--- Material for this exercise ---

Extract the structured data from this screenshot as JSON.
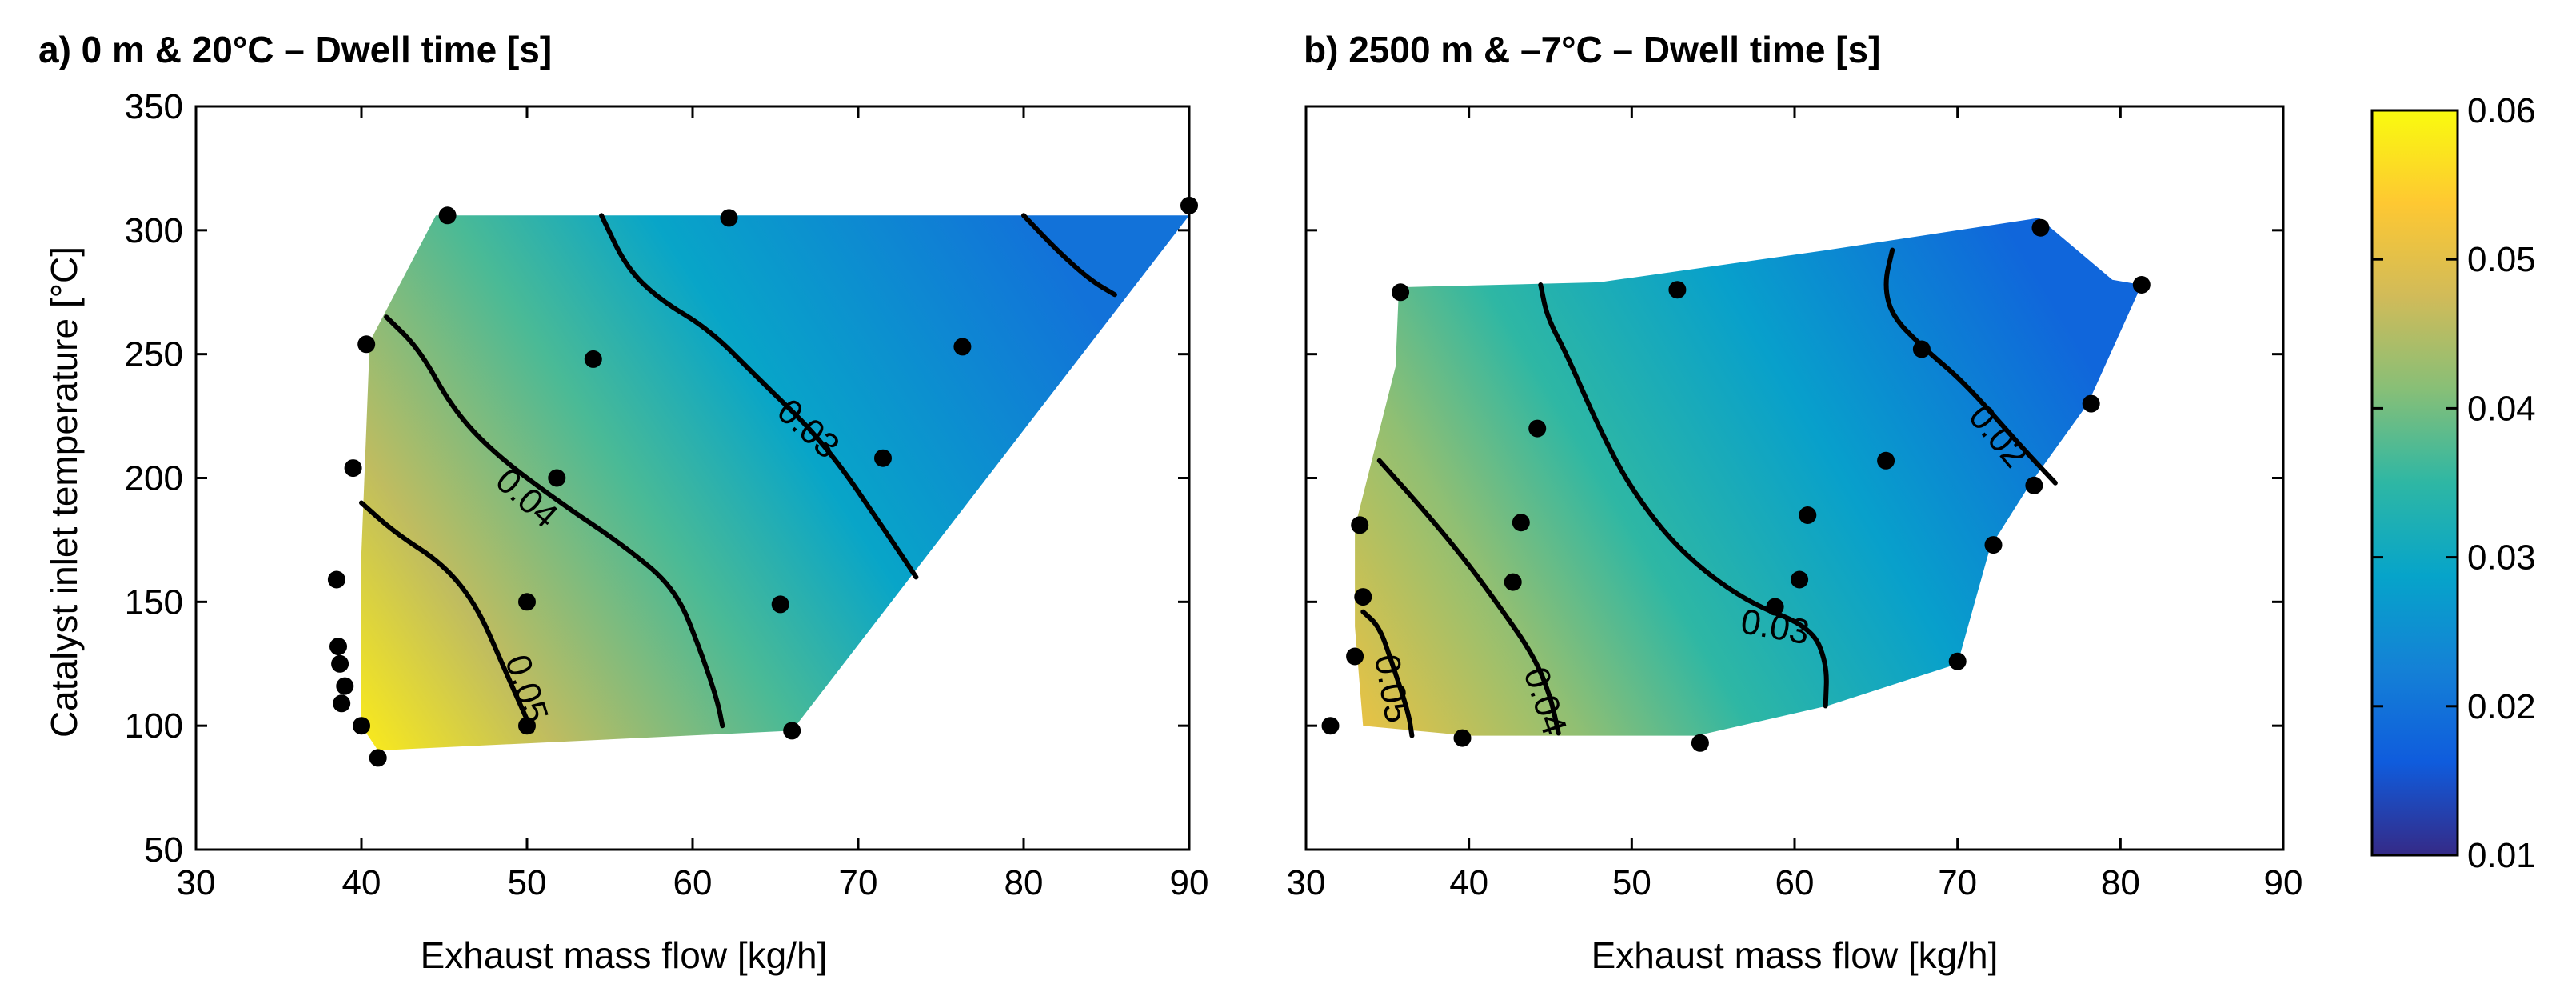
{
  "chart_data": [
    {
      "type": "contour",
      "panel": "a",
      "title": "a) 0 m & 20°C – Dwell time [s]",
      "xlabel": "Exhaust mass flow [kg/h]",
      "ylabel": "Catalyst inlet temperature [°C]",
      "xlim": [
        30,
        90
      ],
      "ylim": [
        50,
        350
      ],
      "xticks": [
        "30",
        "40",
        "50",
        "60",
        "70",
        "80",
        "90"
      ],
      "yticks": [
        "50",
        "100",
        "150",
        "200",
        "250",
        "300",
        "350"
      ],
      "region": [
        [
          41,
          90
        ],
        [
          40,
          100
        ],
        [
          40,
          170
        ],
        [
          40.5,
          255
        ],
        [
          44.5,
          306
        ],
        [
          90,
          306
        ],
        [
          66,
          98
        ],
        [
          41,
          90
        ]
      ],
      "gradient_stops": [
        {
          "x": 39,
          "y": 100,
          "value": 0.058
        },
        {
          "x": 50,
          "y": 110,
          "value": 0.046
        },
        {
          "x": 56,
          "y": 200,
          "value": 0.037
        },
        {
          "x": 68,
          "y": 200,
          "value": 0.029
        },
        {
          "x": 82,
          "y": 290,
          "value": 0.02
        }
      ],
      "contours": [
        {
          "level": 0.05,
          "label": "0.05",
          "label_at": [
            50,
            115
          ],
          "label_angle": 72,
          "points": [
            [
              40,
              190
            ],
            [
              42,
              178
            ],
            [
              45,
              165
            ],
            [
              47,
              148
            ],
            [
              48.5,
              125
            ],
            [
              49.5,
              110
            ],
            [
              50.3,
              98
            ]
          ]
        },
        {
          "level": 0.04,
          "label": "0.04",
          "label_at": [
            50,
            192
          ],
          "label_angle": 42,
          "points": [
            [
              41.5,
              265
            ],
            [
              43.5,
              252
            ],
            [
              45.5,
              228
            ],
            [
              48,
              210
            ],
            [
              52,
              190
            ],
            [
              56,
              172
            ],
            [
              59,
              155
            ],
            [
              60.5,
              130
            ],
            [
              61.5,
              110
            ],
            [
              61.8,
              100
            ]
          ]
        },
        {
          "level": 0.03,
          "label": "0.03",
          "label_at": [
            67,
            220
          ],
          "label_angle": 42,
          "points": [
            [
              54.5,
              306
            ],
            [
              56,
              285
            ],
            [
              58,
              272
            ],
            [
              61,
              260
            ],
            [
              64,
              240
            ],
            [
              68,
              214
            ],
            [
              72,
              175
            ],
            [
              73.5,
              160
            ]
          ]
        },
        {
          "level": 0.02,
          "label": "",
          "label_at": null,
          "label_angle": 0,
          "points": [
            [
              80,
              306
            ],
            [
              82,
              292
            ],
            [
              84,
              280
            ],
            [
              85.5,
              274
            ]
          ]
        }
      ],
      "points": [
        [
          41,
          87
        ],
        [
          40,
          100
        ],
        [
          38.8,
          109
        ],
        [
          39,
          116
        ],
        [
          38.7,
          125
        ],
        [
          38.6,
          132
        ],
        [
          38.5,
          159
        ],
        [
          39.5,
          204
        ],
        [
          40.3,
          254
        ],
        [
          45.2,
          306
        ],
        [
          62.2,
          305
        ],
        [
          90,
          310
        ],
        [
          54,
          248
        ],
        [
          76.3,
          253
        ],
        [
          71.5,
          208
        ],
        [
          51.8,
          200
        ],
        [
          50,
          150
        ],
        [
          50,
          100
        ],
        [
          65.3,
          149
        ],
        [
          66,
          98
        ]
      ]
    },
    {
      "type": "contour",
      "panel": "b",
      "title": "b) 2500 m & –7°C – Dwell time [s]",
      "xlabel": "Exhaust mass flow [kg/h]",
      "ylabel": "",
      "xlim": [
        30,
        90
      ],
      "ylim": [
        50,
        350
      ],
      "xticks": [
        "30",
        "40",
        "50",
        "60",
        "70",
        "80",
        "90"
      ],
      "yticks": [],
      "region": [
        [
          33.5,
          100
        ],
        [
          33,
          140
        ],
        [
          33,
          180
        ],
        [
          35.5,
          245
        ],
        [
          35.7,
          277
        ],
        [
          48,
          279
        ],
        [
          62,
          292
        ],
        [
          75,
          305
        ],
        [
          79.5,
          280
        ],
        [
          81.3,
          278
        ],
        [
          78,
          230
        ],
        [
          74.5,
          198
        ],
        [
          72,
          172
        ],
        [
          70,
          125
        ],
        [
          62,
          108
        ],
        [
          54,
          96
        ],
        [
          40,
          96
        ],
        [
          33.5,
          100
        ]
      ],
      "gradient_stops": [
        {
          "x": 33,
          "y": 100,
          "value": 0.051
        },
        {
          "x": 42,
          "y": 150,
          "value": 0.042
        },
        {
          "x": 50,
          "y": 180,
          "value": 0.035
        },
        {
          "x": 62,
          "y": 210,
          "value": 0.028
        },
        {
          "x": 76,
          "y": 270,
          "value": 0.018
        }
      ],
      "contours": [
        {
          "level": 0.05,
          "label": "0.05",
          "label_at": [
            35.3,
            115
          ],
          "label_angle": 80,
          "points": [
            [
              33.5,
              146
            ],
            [
              34.5,
              140
            ],
            [
              35.3,
              125
            ],
            [
              36.3,
              105
            ],
            [
              36.5,
              96
            ]
          ]
        },
        {
          "level": 0.04,
          "label": "0.04",
          "label_at": [
            44.7,
            110
          ],
          "label_angle": 72,
          "points": [
            [
              34.5,
              207
            ],
            [
              37.5,
              185
            ],
            [
              40,
              165
            ],
            [
              42,
              147
            ],
            [
              44,
              128
            ],
            [
              45,
              112
            ],
            [
              45.5,
              97
            ]
          ]
        },
        {
          "level": 0.03,
          "label": "0.03",
          "label_at": [
            58.8,
            140
          ],
          "label_angle": 10,
          "points": [
            [
              44.4,
              278
            ],
            [
              44.8,
              265
            ],
            [
              46,
              250
            ],
            [
              48,
              220
            ],
            [
              50,
              195
            ],
            [
              53,
              170
            ],
            [
              57,
              150
            ],
            [
              61,
              140
            ],
            [
              62,
              125
            ],
            [
              61.9,
              108
            ]
          ]
        },
        {
          "level": 0.02,
          "label": "0.02",
          "label_at": [
            72.5,
            217
          ],
          "label_angle": 50,
          "points": [
            [
              66,
              292
            ],
            [
              65.5,
              278
            ],
            [
              66,
              265
            ],
            [
              68,
              252
            ],
            [
              70.5,
              238
            ],
            [
              74,
              212
            ],
            [
              76,
              198
            ]
          ]
        }
      ],
      "points": [
        [
          31.5,
          100
        ],
        [
          33,
          128
        ],
        [
          33.5,
          152
        ],
        [
          33.3,
          181
        ],
        [
          35.8,
          275
        ],
        [
          39.6,
          95
        ],
        [
          54.2,
          93
        ],
        [
          42.7,
          158
        ],
        [
          43.2,
          182
        ],
        [
          44.2,
          220
        ],
        [
          52.8,
          276
        ],
        [
          58.8,
          148
        ],
        [
          60.3,
          159
        ],
        [
          60.8,
          185
        ],
        [
          65.6,
          207
        ],
        [
          67.8,
          252
        ],
        [
          70,
          126
        ],
        [
          72.2,
          173
        ],
        [
          74.7,
          197
        ],
        [
          75.1,
          301
        ],
        [
          78.2,
          230
        ],
        [
          81.3,
          278
        ]
      ]
    }
  ],
  "colorbar": {
    "min": 0.01,
    "max": 0.06,
    "ticks": [
      "0.01",
      "0.02",
      "0.03",
      "0.04",
      "0.05",
      "0.06"
    ],
    "colormap": [
      "#352a87",
      "#0f5cdd",
      "#1481d6",
      "#06a4ca",
      "#2eb7a4",
      "#87bf77",
      "#d1bb59",
      "#fec832",
      "#f9fb0e"
    ]
  }
}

--- Exercise prompt ---
The pictures in the entries should be left out; output everything else exactly.

--- Task solution ---
Extract the structured data from this screenshot as JSON.
{
  "chart_data": [
    {
      "type": "contour",
      "panel": "a",
      "title": "a) 0 m & 20°C – Dwell time [s]",
      "xlabel": "Exhaust mass flow [kg/h]",
      "ylabel": "Catalyst inlet temperature [°C]",
      "xlim": [
        30,
        90
      ],
      "ylim": [
        50,
        350
      ],
      "xticks": [
        "30",
        "40",
        "50",
        "60",
        "70",
        "80",
        "90"
      ],
      "yticks": [
        "50",
        "100",
        "150",
        "200",
        "250",
        "300",
        "350"
      ],
      "region": [
        [
          41,
          90
        ],
        [
          40,
          100
        ],
        [
          40,
          170
        ],
        [
          40.5,
          255
        ],
        [
          44.5,
          306
        ],
        [
          90,
          306
        ],
        [
          66,
          98
        ],
        [
          41,
          90
        ]
      ],
      "gradient_stops": [
        {
          "x": 39,
          "y": 100,
          "value": 0.058
        },
        {
          "x": 50,
          "y": 110,
          "value": 0.046
        },
        {
          "x": 56,
          "y": 200,
          "value": 0.037
        },
        {
          "x": 68,
          "y": 200,
          "value": 0.029
        },
        {
          "x": 82,
          "y": 290,
          "value": 0.02
        }
      ],
      "contours": [
        {
          "level": 0.05,
          "label": "0.05",
          "label_at": [
            50,
            115
          ],
          "label_angle": 72,
          "points": [
            [
              40,
              190
            ],
            [
              42,
              178
            ],
            [
              45,
              165
            ],
            [
              47,
              148
            ],
            [
              48.5,
              125
            ],
            [
              49.5,
              110
            ],
            [
              50.3,
              98
            ]
          ]
        },
        {
          "level": 0.04,
          "label": "0.04",
          "label_at": [
            50,
            192
          ],
          "label_angle": 42,
          "points": [
            [
              41.5,
              265
            ],
            [
              43.5,
              252
            ],
            [
              45.5,
              228
            ],
            [
              48,
              210
            ],
            [
              52,
              190
            ],
            [
              56,
              172
            ],
            [
              59,
              155
            ],
            [
              60.5,
              130
            ],
            [
              61.5,
              110
            ],
            [
              61.8,
              100
            ]
          ]
        },
        {
          "level": 0.03,
          "label": "0.03",
          "label_at": [
            67,
            220
          ],
          "label_angle": 42,
          "points": [
            [
              54.5,
              306
            ],
            [
              56,
              285
            ],
            [
              58,
              272
            ],
            [
              61,
              260
            ],
            [
              64,
              240
            ],
            [
              68,
              214
            ],
            [
              72,
              175
            ],
            [
              73.5,
              160
            ]
          ]
        },
        {
          "level": 0.02,
          "label": "",
          "label_at": null,
          "label_angle": 0,
          "points": [
            [
              80,
              306
            ],
            [
              82,
              292
            ],
            [
              84,
              280
            ],
            [
              85.5,
              274
            ]
          ]
        }
      ],
      "points": [
        [
          41,
          87
        ],
        [
          40,
          100
        ],
        [
          38.8,
          109
        ],
        [
          39,
          116
        ],
        [
          38.7,
          125
        ],
        [
          38.6,
          132
        ],
        [
          38.5,
          159
        ],
        [
          39.5,
          204
        ],
        [
          40.3,
          254
        ],
        [
          45.2,
          306
        ],
        [
          62.2,
          305
        ],
        [
          90,
          310
        ],
        [
          54,
          248
        ],
        [
          76.3,
          253
        ],
        [
          71.5,
          208
        ],
        [
          51.8,
          200
        ],
        [
          50,
          150
        ],
        [
          50,
          100
        ],
        [
          65.3,
          149
        ],
        [
          66,
          98
        ]
      ]
    },
    {
      "type": "contour",
      "panel": "b",
      "title": "b) 2500 m & –7°C – Dwell time [s]",
      "xlabel": "Exhaust mass flow [kg/h]",
      "ylabel": "",
      "xlim": [
        30,
        90
      ],
      "ylim": [
        50,
        350
      ],
      "xticks": [
        "30",
        "40",
        "50",
        "60",
        "70",
        "80",
        "90"
      ],
      "yticks": [],
      "region": [
        [
          33.5,
          100
        ],
        [
          33,
          140
        ],
        [
          33,
          180
        ],
        [
          35.5,
          245
        ],
        [
          35.7,
          277
        ],
        [
          48,
          279
        ],
        [
          62,
          292
        ],
        [
          75,
          305
        ],
        [
          79.5,
          280
        ],
        [
          81.3,
          278
        ],
        [
          78,
          230
        ],
        [
          74.5,
          198
        ],
        [
          72,
          172
        ],
        [
          70,
          125
        ],
        [
          62,
          108
        ],
        [
          54,
          96
        ],
        [
          40,
          96
        ],
        [
          33.5,
          100
        ]
      ],
      "gradient_stops": [
        {
          "x": 33,
          "y": 100,
          "value": 0.051
        },
        {
          "x": 42,
          "y": 150,
          "value": 0.042
        },
        {
          "x": 50,
          "y": 180,
          "value": 0.035
        },
        {
          "x": 62,
          "y": 210,
          "value": 0.028
        },
        {
          "x": 76,
          "y": 270,
          "value": 0.018
        }
      ],
      "contours": [
        {
          "level": 0.05,
          "label": "0.05",
          "label_at": [
            35.3,
            115
          ],
          "label_angle": 80,
          "points": [
            [
              33.5,
              146
            ],
            [
              34.5,
              140
            ],
            [
              35.3,
              125
            ],
            [
              36.3,
              105
            ],
            [
              36.5,
              96
            ]
          ]
        },
        {
          "level": 0.04,
          "label": "0.04",
          "label_at": [
            44.7,
            110
          ],
          "label_angle": 72,
          "points": [
            [
              34.5,
              207
            ],
            [
              37.5,
              185
            ],
            [
              40,
              165
            ],
            [
              42,
              147
            ],
            [
              44,
              128
            ],
            [
              45,
              112
            ],
            [
              45.5,
              97
            ]
          ]
        },
        {
          "level": 0.03,
          "label": "0.03",
          "label_at": [
            58.8,
            140
          ],
          "label_angle": 10,
          "points": [
            [
              44.4,
              278
            ],
            [
              44.8,
              265
            ],
            [
              46,
              250
            ],
            [
              48,
              220
            ],
            [
              50,
              195
            ],
            [
              53,
              170
            ],
            [
              57,
              150
            ],
            [
              61,
              140
            ],
            [
              62,
              125
            ],
            [
              61.9,
              108
            ]
          ]
        },
        {
          "level": 0.02,
          "label": "0.02",
          "label_at": [
            72.5,
            217
          ],
          "label_angle": 50,
          "points": [
            [
              66,
              292
            ],
            [
              65.5,
              278
            ],
            [
              66,
              265
            ],
            [
              68,
              252
            ],
            [
              70.5,
              238
            ],
            [
              74,
              212
            ],
            [
              76,
              198
            ]
          ]
        }
      ],
      "points": [
        [
          31.5,
          100
        ],
        [
          33,
          128
        ],
        [
          33.5,
          152
        ],
        [
          33.3,
          181
        ],
        [
          35.8,
          275
        ],
        [
          39.6,
          95
        ],
        [
          54.2,
          93
        ],
        [
          42.7,
          158
        ],
        [
          43.2,
          182
        ],
        [
          44.2,
          220
        ],
        [
          52.8,
          276
        ],
        [
          58.8,
          148
        ],
        [
          60.3,
          159
        ],
        [
          60.8,
          185
        ],
        [
          65.6,
          207
        ],
        [
          67.8,
          252
        ],
        [
          70,
          126
        ],
        [
          72.2,
          173
        ],
        [
          74.7,
          197
        ],
        [
          75.1,
          301
        ],
        [
          78.2,
          230
        ],
        [
          81.3,
          278
        ]
      ]
    }
  ],
  "colorbar": {
    "min": 0.01,
    "max": 0.06,
    "ticks": [
      "0.01",
      "0.02",
      "0.03",
      "0.04",
      "0.05",
      "0.06"
    ],
    "colormap": [
      "#352a87",
      "#0f5cdd",
      "#1481d6",
      "#06a4ca",
      "#2eb7a4",
      "#87bf77",
      "#d1bb59",
      "#fec832",
      "#f9fb0e"
    ]
  }
}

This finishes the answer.